● Stored data:
************

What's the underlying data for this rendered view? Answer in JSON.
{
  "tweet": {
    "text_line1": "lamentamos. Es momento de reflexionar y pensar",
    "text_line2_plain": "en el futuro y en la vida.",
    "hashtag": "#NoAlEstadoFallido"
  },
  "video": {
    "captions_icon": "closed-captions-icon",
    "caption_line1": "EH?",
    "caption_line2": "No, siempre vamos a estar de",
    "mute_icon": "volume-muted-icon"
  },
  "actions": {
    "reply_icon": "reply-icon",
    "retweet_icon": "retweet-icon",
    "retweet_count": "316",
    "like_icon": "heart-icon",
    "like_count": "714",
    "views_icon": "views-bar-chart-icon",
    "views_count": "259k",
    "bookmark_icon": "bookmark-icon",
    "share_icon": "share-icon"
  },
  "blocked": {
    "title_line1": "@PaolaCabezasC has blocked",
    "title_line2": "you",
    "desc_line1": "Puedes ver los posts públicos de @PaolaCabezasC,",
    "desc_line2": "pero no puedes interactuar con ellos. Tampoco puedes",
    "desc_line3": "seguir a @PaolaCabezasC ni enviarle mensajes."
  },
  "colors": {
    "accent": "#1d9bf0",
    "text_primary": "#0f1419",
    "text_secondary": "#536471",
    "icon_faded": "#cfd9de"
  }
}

************

● EXERCISE PROMPT: Which lines above contain the word "PaolaCabezasC"? Copy each of them.

● RESULT OF THE EXERCISE:
    "title_line1": "@PaolaCabezasC has blocked",
    "desc_line1": "Puedes ver los posts públicos de @PaolaCabezasC,",
    "desc_line3": "seguir a @PaolaCabezasC ni enviarle mensajes."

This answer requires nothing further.